(TASK INPUT):
____

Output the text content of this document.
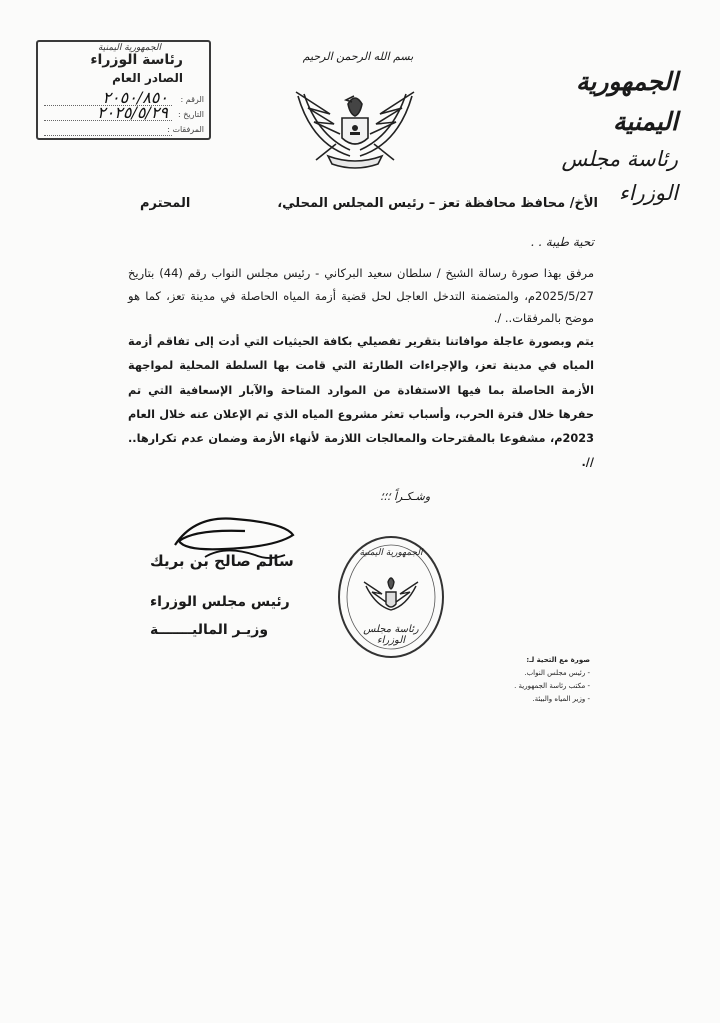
الجمهورية اليمنية
رئاسة مجلس الوزراء
بسم الله الرحمن الرحيم
الجمهورية اليمنية
رئاسة الوزراء
الصادر العام
الرقم :
٢٠٥٠/٨٥٠
التاريخ :
٢٠٢٥/٥/٢٩
المرفقات :
الأخ/ محافظ محافظة تعز – رئيس المجلس المحلي،
المحترم
تحية طيبة . .
مرفق بهذا صورة رسالة الشيخ / سلطان سعيد البركاني - رئيس مجلس النواب رقم (44) بتاريخ 2025/5/27م، والمتضمنة التدخل العاجل لحل قضية أزمة المياه الحاصلة في مدينة تعز، كما هو موضح بالمرفقات.. /.
يتم وبصورة عاجلة موافاتنا بتقرير تفصيلي بكافة الحيثيات التي أدت إلى تفاقم أزمة المياه في مدينة تعز، والإجراءات الطارئة التي قامت بها السلطة المحلية لمواجهة الأزمة الحاصلة بما فيها الاستفادة من الموارد المتاحة والآبار الإسعافية التي تم حفرها خلال فترة الحرب، وأسباب تعثر مشروع المياه الذي تم الإعلان عنه خلال العام 2023م، مشفوعا بالمقترحات والمعالجات اللازمة لأنهاء الأزمة وضمان عدم تكرارها.. //.
وشـكـراً ؛؛؛
سالم صالح بن بريك
رئيس مجلس الوزراء
وزيـر الماليـــــــة
الجمهورية اليمنية
رئاسة مجلس الوزراء
صورة مع التحية لـ:
- رئيس مجلس النواب.
- مكتب رئاسة الجمهورية .
- وزير المياه والبيئة.
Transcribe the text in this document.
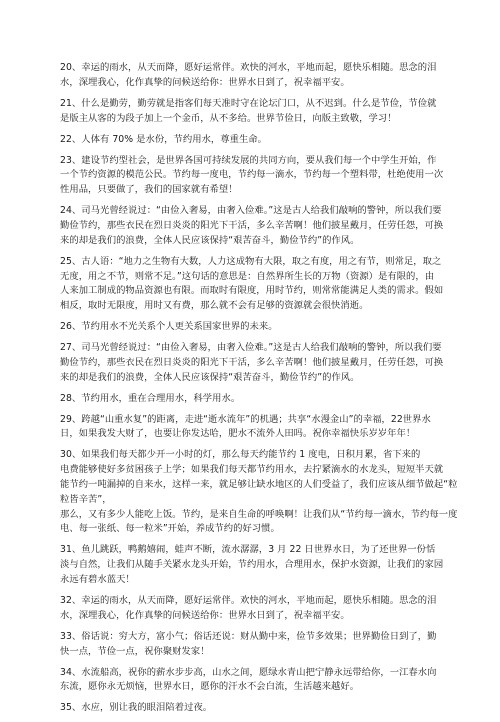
20、幸运的雨水，从天而降，愿好运常伴。欢快的河水，平地而起，愿快乐相随。思念的泪
水，深埋我心，化作真挚的问候送给你：世界水日到了，祝幸福平安。

21、什么是勤劳，勤劳就是指客们每天准时守在论坛门口，从不迟到。什么是节俭，节俭就
是版主从客的为段子加上一个金币，从不多给。世界节俭日，向版主致敬，学习！

22、人体有 70% 是水份，节约用水，尊重生命。

23、建设节约型社会，是世界各国可持续发展的共同方向，要从我们每一个中学生开始，作
一个节约资源的模范公民。节约每一度电，节约每一滴水，节约每一个塑料带，杜绝使用一次
性用品，只要做了，我们的国家就有希望！

24、司马光曾经说过：“由俭入奢易，由奢入俭难。”这是古人给我们敲响的警钟，所以我们要
勤俭节约，那些衣民在烈日炎炎的阳光下干活，多么辛苦啊！他们披星戴月，任劳任怨，可换
来的却是我们的浪费，全体人民应该保持“艰苦奋斗，勤俭节约”的作风。

25、古人语：“地力之生物有大数，人力这成物有大限，取之有度，用之有节，则常足，取之
无度，用之不节，则常不足。”这句话的意思是：自然界所生长的万物（资源）是有限的，由
人来加工制成的物品资源也有限。而取时有限度，用时节约，则常常能满足人类的需求。假如
相反，取时无限度，用时又有费，那么就不会有足够的资源就会很快消逝。

26、节约用水不光关系个人更关系国家世界的未来。

27、司马光曾经说过：“由俭入奢易，由奢入俭难。”这是古人给我们敲响的警钟，所以我们要
勤俭节约，那些衣民在烈日炎炎的阳光下干活，多么辛苦啊！他们披星戴月，任劳任怨，可换
来的却是我们的浪费，全体人民应该保持“艰苦奋斗，勤俭节约”的作风。

28、节约用水，重在合理用水，科学用水。

29、跨越“山重水复”的距离，走进“逝水流年”的机遇；共享“水漫金山”的幸福，22世界水
日，如果我发大财了，也要让你发达哈，肥水不流外人田吗。祝你幸福快乐岁岁年年！

30、如果我们每天都少开一小时的灯，那么每天约能节约 1 度电，日积月累，省下来的
电费能够使好多贫困孩子上学；如果我们每天都节约用水，去拧紧滴水的水龙头，短短半天就
能节约一吨漏掉的自来水，这样一来，就足够让缺水地区的人们受益了，我们应该从细节做起“粒粒皆辛苦”，
那么，又有多少人能吃上饭。节约，是来自生命的呼唤啊！让我们从“节约每一滴水，节约每一度
电、每一张纸、每一粒米”开始，养成节约的好习惯。

31、鱼儿跳跃，鸭鹅嬉闹，蛙声不断，流水潺潺，3 月 22 日世界水日，为了还世界一份恬
淡与自然，让我们从随手关紧水龙头开始，节约用水，合理用水，保护水资源，让我们的家园
永远有碧水蓝天！

32、幸运的雨水，从天而降，愿好运常伴。欢快的河水，平地而起，愿快乐相随。思念的泪
水，深埋我心，化作真挚的问候送给你：世界水日到了，祝幸福平安。

33、俗话说：穷大方，富小气；俗话还说：财从勤中来，俭节多效果；世界勤俭日到了，勤
快一点，节俭一点，祝你聚财发家！

34、水流船高，祝你的薪水步步高，山水之间，愿绿水青山把宁静永远带给你，一江春水向
东流，愿你永无烦恼，世界水日，愿你的汗水不会白流，生活越来越好。

35、水应，别让我的眼泪陪着过夜。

____

Pick out the lines above that hold the string "المياه" and show them.

مرفق بهذا صورة رسالة الشيخ / سلطان سعيد البركاني - رئيس مجلس النواب رقم (44) بتاريخ 2025/5/27م، والمتضمنة التدخل العاجل لحل قضية أزمة المياه الحاصلة في مدينة تعز، كما هو موضح بالمرفقات.. /.
يتم وبصورة عاجلة موافاتنا بتقرير تفصيلي بكافة الحيثيات التي أدت إلى تفاقم أزمة المياه في مدينة تعز، والإجراءات الطارئة التي قامت بها السلطة المحلية لمواجهة الأزمة الحاصلة بما فيها الاستفادة من الموارد المتاحة والآبار الإسعافية التي تم حفرها خلال فترة الحرب، وأسباب تعثر مشروع المياه الذي تم الإعلان عنه خلال العام 2023م، مشفوعا بالمقترحات والمعالجات اللازمة لأنهاء الأزمة وضمان عدم تكرارها.. //.
- وزير المياه والبيئة.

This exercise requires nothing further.